* **Exercise objective**
Going through the data below, copy out each line where the word "ſimplex" shows up.
--- Task material Enclosed Below ---
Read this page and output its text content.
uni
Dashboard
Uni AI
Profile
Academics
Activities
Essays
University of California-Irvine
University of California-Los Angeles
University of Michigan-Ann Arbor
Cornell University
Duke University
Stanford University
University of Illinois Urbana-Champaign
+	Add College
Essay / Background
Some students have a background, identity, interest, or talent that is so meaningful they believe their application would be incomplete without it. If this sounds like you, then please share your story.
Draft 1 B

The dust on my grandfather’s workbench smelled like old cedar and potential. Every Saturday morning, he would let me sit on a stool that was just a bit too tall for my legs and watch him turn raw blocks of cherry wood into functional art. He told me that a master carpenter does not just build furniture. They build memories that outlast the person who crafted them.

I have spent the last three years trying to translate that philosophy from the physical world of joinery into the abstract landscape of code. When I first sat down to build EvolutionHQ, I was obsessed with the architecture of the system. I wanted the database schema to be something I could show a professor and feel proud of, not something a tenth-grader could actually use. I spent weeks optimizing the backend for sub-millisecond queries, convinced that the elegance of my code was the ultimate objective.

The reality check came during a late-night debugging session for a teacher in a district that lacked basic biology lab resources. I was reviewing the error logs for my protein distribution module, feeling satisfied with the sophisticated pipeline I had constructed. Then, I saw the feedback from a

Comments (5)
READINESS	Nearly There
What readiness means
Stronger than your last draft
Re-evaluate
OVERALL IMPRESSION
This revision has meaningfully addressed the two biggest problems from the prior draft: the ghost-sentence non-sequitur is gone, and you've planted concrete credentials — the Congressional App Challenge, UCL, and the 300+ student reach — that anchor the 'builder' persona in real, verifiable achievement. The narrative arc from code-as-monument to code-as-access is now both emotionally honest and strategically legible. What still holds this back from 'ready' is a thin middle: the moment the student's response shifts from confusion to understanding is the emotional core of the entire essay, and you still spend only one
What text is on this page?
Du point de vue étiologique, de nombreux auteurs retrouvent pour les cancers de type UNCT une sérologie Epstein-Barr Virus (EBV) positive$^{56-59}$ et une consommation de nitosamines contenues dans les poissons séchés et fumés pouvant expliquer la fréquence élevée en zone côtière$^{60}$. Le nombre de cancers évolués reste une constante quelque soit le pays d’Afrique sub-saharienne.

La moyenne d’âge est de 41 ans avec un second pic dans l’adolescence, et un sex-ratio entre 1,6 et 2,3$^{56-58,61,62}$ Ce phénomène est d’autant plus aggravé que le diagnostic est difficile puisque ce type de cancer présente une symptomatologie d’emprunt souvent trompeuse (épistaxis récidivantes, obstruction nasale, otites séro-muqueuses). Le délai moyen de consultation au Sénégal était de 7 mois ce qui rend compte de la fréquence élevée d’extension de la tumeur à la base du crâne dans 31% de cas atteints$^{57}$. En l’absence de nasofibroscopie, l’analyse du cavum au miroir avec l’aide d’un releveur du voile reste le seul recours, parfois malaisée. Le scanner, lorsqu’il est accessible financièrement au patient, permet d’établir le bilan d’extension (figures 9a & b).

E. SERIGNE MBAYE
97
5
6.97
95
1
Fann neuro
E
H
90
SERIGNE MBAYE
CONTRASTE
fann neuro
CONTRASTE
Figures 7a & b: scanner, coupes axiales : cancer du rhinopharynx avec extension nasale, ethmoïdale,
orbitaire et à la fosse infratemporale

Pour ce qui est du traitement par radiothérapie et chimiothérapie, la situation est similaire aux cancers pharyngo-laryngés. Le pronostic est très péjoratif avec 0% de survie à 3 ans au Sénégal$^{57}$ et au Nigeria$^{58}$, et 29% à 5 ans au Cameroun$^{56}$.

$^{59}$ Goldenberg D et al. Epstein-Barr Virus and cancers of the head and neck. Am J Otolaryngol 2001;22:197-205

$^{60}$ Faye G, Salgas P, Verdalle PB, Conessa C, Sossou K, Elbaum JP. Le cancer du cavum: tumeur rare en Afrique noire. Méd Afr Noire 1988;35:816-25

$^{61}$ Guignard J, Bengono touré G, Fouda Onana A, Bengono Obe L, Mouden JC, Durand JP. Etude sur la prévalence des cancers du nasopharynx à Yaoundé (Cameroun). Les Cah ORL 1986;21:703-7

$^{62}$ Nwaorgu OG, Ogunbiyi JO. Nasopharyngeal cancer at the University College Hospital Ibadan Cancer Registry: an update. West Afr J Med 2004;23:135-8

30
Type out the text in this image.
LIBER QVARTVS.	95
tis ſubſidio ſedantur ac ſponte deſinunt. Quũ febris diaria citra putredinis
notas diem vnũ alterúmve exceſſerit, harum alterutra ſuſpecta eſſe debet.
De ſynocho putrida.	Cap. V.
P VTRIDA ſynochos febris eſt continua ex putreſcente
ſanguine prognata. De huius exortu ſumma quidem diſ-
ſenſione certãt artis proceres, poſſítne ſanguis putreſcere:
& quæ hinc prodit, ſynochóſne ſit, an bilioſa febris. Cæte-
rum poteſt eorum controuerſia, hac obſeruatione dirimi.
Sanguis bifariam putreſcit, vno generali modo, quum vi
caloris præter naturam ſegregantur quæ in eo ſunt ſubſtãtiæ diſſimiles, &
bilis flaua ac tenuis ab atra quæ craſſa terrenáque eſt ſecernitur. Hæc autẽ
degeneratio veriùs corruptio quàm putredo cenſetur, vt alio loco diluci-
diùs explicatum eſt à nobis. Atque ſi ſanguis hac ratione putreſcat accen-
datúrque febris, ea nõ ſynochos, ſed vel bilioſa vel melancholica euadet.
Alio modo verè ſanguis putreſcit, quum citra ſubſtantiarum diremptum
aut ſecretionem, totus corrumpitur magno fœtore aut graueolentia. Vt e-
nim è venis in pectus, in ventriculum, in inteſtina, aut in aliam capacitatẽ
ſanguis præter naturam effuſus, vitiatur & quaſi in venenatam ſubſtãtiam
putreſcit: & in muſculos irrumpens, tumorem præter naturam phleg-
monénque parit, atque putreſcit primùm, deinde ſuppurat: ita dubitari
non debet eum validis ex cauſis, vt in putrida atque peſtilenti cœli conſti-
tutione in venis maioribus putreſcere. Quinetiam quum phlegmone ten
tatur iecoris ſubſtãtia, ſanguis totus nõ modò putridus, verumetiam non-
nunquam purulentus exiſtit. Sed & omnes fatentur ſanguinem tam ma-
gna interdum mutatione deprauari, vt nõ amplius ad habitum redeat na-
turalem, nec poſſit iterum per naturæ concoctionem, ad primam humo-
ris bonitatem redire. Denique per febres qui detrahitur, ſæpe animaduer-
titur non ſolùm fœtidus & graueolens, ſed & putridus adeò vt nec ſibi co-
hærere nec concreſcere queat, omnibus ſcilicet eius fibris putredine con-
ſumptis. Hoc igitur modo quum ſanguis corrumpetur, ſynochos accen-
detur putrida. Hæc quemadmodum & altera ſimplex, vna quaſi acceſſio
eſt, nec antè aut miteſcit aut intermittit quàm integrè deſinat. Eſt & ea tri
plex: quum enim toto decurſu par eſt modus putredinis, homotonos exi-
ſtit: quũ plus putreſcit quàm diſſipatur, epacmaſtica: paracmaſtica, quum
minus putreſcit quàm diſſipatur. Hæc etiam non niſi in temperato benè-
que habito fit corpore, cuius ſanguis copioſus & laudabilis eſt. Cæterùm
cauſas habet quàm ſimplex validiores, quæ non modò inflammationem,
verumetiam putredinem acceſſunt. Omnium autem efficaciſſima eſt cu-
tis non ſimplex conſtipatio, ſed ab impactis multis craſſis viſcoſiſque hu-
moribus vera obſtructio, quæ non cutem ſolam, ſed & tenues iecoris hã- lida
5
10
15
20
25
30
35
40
--- End of Enclosed Task material ---
* **Finished task**
detur putrida. Hæc quemadmodum & altera ſimplex, vna quaſi acceſſio
cauſas habet quàm ſimplex validiores, quæ non modò inflammationem,
tis non ſimplex conſtipatio, ſed ab impactis multis craſſis viſcoſiſque hu-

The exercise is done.